# [Source]

%%

Sunday, 9 May 2010

Buddhism

Today Buddhism is the fourth largest religion of the world. Gautam Buddha founded it in the 6th Century BC. It is a path of spiritual development in claiming to help a person reach their full potential as a human being, in ending their suffering, and attachment to the addictions of this world.


As a lecture this is contradictory to the teaching of Buddha because it places emphasis on learning but Buddha himself emphasised his teachings were based on experience. It considers meditation as a means of enlightenment based on a number of principles. The followers that number over 376 Million follow what is called the noble eightfold path. As a religion like Christianity in the West it has been developing and evolving for centuries in countries such as China, Japan, Korea and Southwest Asia. There are two main sects Theravada and Mahayna. The main leader is the Dalai Lama from Tibet.


Buddha was born in what is now modern Nepal. His Father was a King who was told by a fortuneteller when Buddha was a boy that his son would be a Monk or a King. The last thing his Father wanted his son to become was a king so he kept the young Buddha within the confines of the Palace Walls surrounded by Luxury. He made friends with Channa the Charioteer who took him outside the Palace walls, where the young prince saw old age and death by seeing an old man leaning over a stick and a funeral procession. He left the palace and his inheritance and became a Wondering Monk. His name latter changed from Siddhara Gutama to Buddha(the enlightened one)Buddha himself did not intend to begin a world religion and claimed that he could not change anyone only show them how to find the way to the way.

%%

# [Set tasks]
A) In the passage on Buddhism, rewrite the text starting with "Buddha was born" and going on through "to the way.", with "soothsayer" in place of "fortuneteller".
B) According to the passage on Buddhism, who took the young prince outside the palace walls?

# [Records shown]

%%

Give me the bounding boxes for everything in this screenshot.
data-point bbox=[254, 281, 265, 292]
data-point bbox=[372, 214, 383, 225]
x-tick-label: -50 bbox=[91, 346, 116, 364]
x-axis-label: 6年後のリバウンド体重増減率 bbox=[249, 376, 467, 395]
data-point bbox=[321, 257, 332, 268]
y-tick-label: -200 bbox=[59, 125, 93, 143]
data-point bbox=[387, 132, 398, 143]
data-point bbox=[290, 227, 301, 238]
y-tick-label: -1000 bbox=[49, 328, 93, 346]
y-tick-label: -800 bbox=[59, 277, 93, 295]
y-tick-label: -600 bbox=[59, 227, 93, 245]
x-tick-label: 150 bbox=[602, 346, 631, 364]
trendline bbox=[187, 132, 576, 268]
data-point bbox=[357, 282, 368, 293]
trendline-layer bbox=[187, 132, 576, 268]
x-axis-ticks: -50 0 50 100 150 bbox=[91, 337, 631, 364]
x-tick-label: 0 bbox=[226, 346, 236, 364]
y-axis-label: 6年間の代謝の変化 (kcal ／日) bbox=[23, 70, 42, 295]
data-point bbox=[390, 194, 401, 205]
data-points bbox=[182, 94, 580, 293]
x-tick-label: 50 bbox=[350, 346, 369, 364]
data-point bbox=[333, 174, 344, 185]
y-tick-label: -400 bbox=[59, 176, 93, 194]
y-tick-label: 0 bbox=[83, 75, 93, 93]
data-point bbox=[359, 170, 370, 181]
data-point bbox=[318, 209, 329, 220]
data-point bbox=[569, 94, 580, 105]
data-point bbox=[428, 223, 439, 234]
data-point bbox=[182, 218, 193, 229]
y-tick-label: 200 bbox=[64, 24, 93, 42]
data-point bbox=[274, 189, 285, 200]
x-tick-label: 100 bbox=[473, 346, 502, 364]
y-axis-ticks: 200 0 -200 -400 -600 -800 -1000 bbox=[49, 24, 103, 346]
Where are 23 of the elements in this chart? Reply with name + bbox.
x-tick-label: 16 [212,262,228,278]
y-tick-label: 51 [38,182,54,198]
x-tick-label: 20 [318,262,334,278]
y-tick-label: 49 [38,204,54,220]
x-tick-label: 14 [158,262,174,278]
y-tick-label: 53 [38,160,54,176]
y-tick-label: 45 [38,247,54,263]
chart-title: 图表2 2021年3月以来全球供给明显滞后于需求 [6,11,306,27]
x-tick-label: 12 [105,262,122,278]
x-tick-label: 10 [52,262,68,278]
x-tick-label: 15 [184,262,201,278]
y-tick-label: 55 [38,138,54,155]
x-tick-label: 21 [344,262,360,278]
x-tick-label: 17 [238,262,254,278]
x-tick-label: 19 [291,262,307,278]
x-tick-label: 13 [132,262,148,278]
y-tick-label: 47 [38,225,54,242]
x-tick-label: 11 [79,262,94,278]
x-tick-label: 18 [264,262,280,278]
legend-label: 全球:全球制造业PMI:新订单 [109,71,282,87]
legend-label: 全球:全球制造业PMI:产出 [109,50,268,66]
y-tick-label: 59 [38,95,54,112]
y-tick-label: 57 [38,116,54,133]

%%

# [Outputs]
A)
Buddha was born in what is now modern Nepal. His Father was a King who was told by a soothsayer when Buddha was a boy that his son would be a Monk or a King. The last thing his Father wanted his son to become was a king so he kept the young Buddha within the confines of the Palace Walls surrounded by Luxury. He made friends with Channa the Charioteer who took him outside the Palace walls, where the young prince saw old age and death by seeing an old man leaning over a stick and a funeral procession. He left the palace and his inheritance and became a Wondering Monk. His name latter changed from Siddhara Gutama to Buddha(the enlightened one)Buddha himself did not intend to begin a world religion and claimed that he could not change anyone only show them how to find the way to the way.

B) Channa the Charioteer took him outside the palace walls.